WHAT IS BEING ASKED
Report each line of the data that includes the word "Петербургский".

Collected data entries
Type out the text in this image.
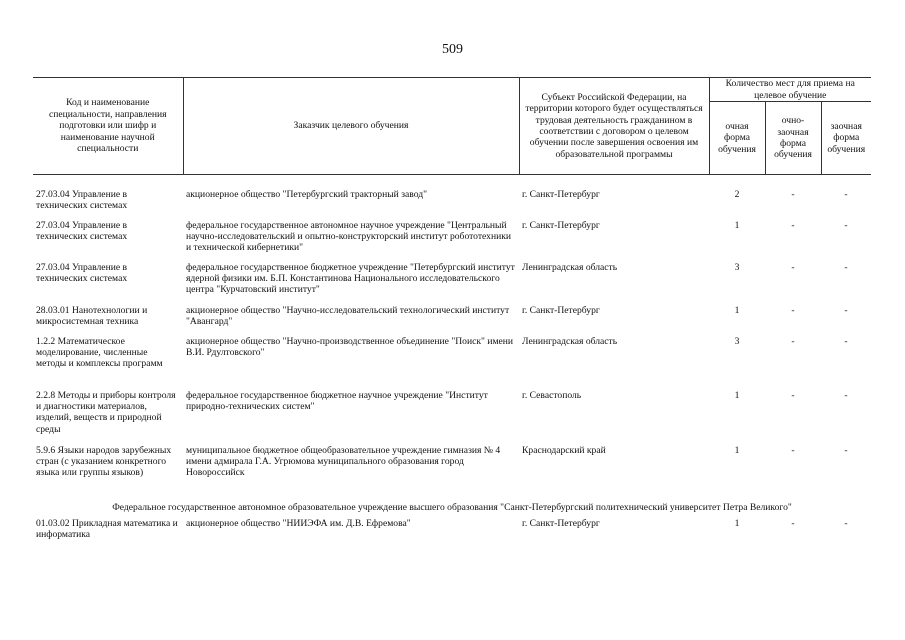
509
Код и наименование специальности, направления подготовки или шифр и наименование научной специальности	Заказчик целевого обучения	Субъект Российской Федерации, на территории которого будет осуществляться трудовая деятельность гражданином в соответствии с договором о целевом обучении после завершения освоения им образовательной программы	Количество мест для приема на целевое обучение		
			очная форма обучения	очно-заочная форма обучения	заочная форма обучения

27.03.04 Управление в технических системах	акционерное общество "Петербургский тракторный завод"	г. Санкт-Петербург	2	-	-
27.03.04 Управление в технических системах	федеральное государственное автономное научное учреждение "Центральный научно-исследовательский и опытно-конструкторский институт робототехники и технической кибернетики"	г. Санкт-Петербург	1	-	-
27.03.04 Управление в технических системах	федеральное государственное бюджетное учреждение "Петербургский институт ядерной физики им. Б.П. Константинова Национального исследовательского центра "Курчатовский институт"	Ленинградская область	3	-	-
28.03.01 Нанотехнологии и микросистемная техника	акционерное общество "Научно-исследовательский технологический институт "Авангард"	г. Санкт-Петербург	1	-	-
1.2.2 Математическое моделирование, численные методы и комплексы программ	акционерное общество "Научно-производственное объединение "Поиск" имени В.И. Рдултовского"	Ленинградская область	3	-	-
2.2.8 Методы и приборы контроля и диагностики материалов, изделий, веществ и природной среды	федеральное государственное бюджетное научное учреждение "Институт природно-технических систем"	г. Севастополь	1	-	-
5.9.6 Языки народов зарубежных стран (с указанием конкретного языка или группы языков)	муниципальное бюджетное общеобразовательное учреждение гимназия № 4 имени адмирала Г.А. Угрюмова муниципального образования город Новороссийск	Краснодарский край	1	-	-
Федеральное государственное автономное образовательное учреждение высшего образования "Санкт-Петербургский политехнический университет Петра Великого"					
01.03.02 Прикладная математика и информатика	акционерное общество "НИИЭФА им. Д.В. Ефремова"	г. Санкт-Петербург	1	-	-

PROBLEM SOLUTION
27.03.04 Управление в технических системах	акционерное общество "Петербургский тракторный завод"	г. Санкт-Петербург	2	-	-
27.03.04 Управление в технических системах	федеральное государственное бюджетное учреждение "Петербургский институт ядерной физики им. Б.П. Константинова Национального исследовательского центра "Курчатовский институт"	Ленинградская область	3	-	-
Федеральное государственное автономное образовательное учреждение высшего образования "Санкт-Петербургский политехнический университет Петра Великого"					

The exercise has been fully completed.